Where a line holds the string "粉刷石膏", return that line.

Begin Dataset records

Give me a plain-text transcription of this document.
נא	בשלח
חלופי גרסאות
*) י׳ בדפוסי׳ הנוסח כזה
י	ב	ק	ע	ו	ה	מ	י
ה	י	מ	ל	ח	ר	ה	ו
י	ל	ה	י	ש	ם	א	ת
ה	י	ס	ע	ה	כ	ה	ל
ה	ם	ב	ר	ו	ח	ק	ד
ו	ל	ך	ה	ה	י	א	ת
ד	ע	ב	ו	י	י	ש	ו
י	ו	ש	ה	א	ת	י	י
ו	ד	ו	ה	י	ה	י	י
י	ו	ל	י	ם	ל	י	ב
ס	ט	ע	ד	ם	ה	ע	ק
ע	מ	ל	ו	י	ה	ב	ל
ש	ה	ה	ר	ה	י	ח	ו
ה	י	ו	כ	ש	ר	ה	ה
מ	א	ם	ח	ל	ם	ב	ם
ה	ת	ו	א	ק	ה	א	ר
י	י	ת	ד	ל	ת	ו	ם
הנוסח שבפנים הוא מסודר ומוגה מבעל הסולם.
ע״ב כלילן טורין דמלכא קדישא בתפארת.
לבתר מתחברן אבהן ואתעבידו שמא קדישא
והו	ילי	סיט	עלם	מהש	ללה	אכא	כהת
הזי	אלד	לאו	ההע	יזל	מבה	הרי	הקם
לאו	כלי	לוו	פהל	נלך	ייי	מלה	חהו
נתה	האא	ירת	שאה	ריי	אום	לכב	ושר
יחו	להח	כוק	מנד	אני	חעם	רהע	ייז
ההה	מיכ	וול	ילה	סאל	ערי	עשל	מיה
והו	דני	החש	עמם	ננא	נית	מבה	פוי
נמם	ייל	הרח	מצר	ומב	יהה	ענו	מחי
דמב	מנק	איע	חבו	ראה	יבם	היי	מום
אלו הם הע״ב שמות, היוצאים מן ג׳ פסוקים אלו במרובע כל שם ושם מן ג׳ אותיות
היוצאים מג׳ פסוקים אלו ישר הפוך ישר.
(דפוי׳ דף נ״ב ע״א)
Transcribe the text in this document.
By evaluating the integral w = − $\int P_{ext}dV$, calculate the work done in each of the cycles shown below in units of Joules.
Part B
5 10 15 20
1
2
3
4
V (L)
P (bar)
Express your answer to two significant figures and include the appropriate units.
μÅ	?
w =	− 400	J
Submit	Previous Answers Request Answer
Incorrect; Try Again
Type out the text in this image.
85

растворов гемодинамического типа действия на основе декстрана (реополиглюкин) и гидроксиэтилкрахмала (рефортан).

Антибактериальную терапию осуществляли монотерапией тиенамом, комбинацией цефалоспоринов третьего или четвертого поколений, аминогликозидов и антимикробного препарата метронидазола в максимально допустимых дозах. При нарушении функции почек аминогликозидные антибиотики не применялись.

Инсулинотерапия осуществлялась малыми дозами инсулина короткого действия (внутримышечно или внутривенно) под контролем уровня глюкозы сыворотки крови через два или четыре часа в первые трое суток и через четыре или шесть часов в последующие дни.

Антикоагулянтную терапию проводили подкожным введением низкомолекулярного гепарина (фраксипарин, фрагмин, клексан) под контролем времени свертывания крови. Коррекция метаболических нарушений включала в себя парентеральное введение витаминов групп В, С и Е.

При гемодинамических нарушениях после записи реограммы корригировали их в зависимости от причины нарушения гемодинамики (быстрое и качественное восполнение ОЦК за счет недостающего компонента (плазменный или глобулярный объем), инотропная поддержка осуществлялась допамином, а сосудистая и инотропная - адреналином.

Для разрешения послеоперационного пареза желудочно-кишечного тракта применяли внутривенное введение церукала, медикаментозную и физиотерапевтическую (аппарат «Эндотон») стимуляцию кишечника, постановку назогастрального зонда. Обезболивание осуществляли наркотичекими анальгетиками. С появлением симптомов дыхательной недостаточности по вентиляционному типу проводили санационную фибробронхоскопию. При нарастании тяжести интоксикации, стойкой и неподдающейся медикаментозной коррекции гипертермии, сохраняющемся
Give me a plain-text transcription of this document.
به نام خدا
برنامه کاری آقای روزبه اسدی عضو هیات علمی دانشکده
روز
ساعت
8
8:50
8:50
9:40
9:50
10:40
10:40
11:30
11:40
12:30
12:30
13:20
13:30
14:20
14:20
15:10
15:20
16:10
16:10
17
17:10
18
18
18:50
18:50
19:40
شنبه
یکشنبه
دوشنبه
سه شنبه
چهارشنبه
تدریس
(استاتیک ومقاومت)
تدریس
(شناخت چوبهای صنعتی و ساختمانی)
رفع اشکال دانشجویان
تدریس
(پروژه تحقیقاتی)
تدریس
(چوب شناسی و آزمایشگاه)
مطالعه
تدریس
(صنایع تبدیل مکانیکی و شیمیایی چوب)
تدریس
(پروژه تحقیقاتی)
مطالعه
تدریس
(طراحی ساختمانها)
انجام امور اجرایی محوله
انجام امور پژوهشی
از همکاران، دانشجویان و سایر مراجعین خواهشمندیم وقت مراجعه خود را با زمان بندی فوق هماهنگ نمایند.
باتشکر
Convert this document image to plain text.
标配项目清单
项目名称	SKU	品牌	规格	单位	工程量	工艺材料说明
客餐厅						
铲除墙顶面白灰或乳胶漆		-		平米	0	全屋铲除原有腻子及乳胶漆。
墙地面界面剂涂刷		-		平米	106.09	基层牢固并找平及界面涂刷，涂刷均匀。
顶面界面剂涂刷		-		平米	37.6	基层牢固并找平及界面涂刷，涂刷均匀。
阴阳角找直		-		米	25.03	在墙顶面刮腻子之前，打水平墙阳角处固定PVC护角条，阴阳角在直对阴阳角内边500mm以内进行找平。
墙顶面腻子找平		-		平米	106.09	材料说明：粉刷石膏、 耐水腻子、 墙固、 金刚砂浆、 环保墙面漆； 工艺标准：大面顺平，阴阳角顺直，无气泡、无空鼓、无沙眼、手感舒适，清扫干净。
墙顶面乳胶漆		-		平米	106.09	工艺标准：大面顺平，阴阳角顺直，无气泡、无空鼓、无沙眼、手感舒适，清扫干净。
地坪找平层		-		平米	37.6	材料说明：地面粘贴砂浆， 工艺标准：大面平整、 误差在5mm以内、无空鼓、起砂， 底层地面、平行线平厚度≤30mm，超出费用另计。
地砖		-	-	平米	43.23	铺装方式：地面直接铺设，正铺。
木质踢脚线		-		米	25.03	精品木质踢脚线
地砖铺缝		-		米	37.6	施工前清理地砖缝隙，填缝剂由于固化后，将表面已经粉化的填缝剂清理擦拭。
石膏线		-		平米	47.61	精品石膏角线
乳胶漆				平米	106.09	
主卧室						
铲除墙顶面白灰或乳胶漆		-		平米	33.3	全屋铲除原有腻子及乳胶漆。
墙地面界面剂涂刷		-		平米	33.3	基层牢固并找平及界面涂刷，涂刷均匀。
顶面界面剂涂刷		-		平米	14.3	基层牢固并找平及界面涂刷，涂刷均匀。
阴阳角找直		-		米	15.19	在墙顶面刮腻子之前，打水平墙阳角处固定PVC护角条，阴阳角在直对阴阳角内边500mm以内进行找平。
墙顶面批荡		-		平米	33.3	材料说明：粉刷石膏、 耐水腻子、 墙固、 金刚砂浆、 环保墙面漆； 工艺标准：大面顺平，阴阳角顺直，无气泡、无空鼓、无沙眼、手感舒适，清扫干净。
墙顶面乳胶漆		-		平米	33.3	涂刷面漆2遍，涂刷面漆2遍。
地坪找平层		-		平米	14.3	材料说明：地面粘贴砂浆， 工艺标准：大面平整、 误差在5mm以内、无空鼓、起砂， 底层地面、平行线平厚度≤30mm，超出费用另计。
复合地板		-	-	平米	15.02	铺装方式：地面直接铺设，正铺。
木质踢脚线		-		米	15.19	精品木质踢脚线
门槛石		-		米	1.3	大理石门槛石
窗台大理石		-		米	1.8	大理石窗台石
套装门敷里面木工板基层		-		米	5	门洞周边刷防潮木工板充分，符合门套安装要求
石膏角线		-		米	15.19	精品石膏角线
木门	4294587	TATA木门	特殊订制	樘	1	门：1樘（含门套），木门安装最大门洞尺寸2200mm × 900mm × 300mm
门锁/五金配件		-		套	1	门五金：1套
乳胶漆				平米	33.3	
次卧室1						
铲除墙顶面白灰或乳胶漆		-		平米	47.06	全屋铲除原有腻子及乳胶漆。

End Dataset records

→ **Answer to the problem**:
墙顶面腻子找平		-		平米	106.09	材料说明：粉刷石膏、 耐水腻子、 墙固、 金刚砂浆、 环保墙面漆； 工艺标准：大面顺平，阴阳角顺直，无气泡、无空鼓、无沙眼、手感舒适，清扫干净。
墙顶面批荡		-		平米	33.3	材料说明：粉刷石膏、 耐水腻子、 墙固、 金刚砂浆、 环保墙面漆； 工艺标准：大面顺平，阴阳角顺直，无气泡、无空鼓、无沙眼、手感舒适，清扫干净。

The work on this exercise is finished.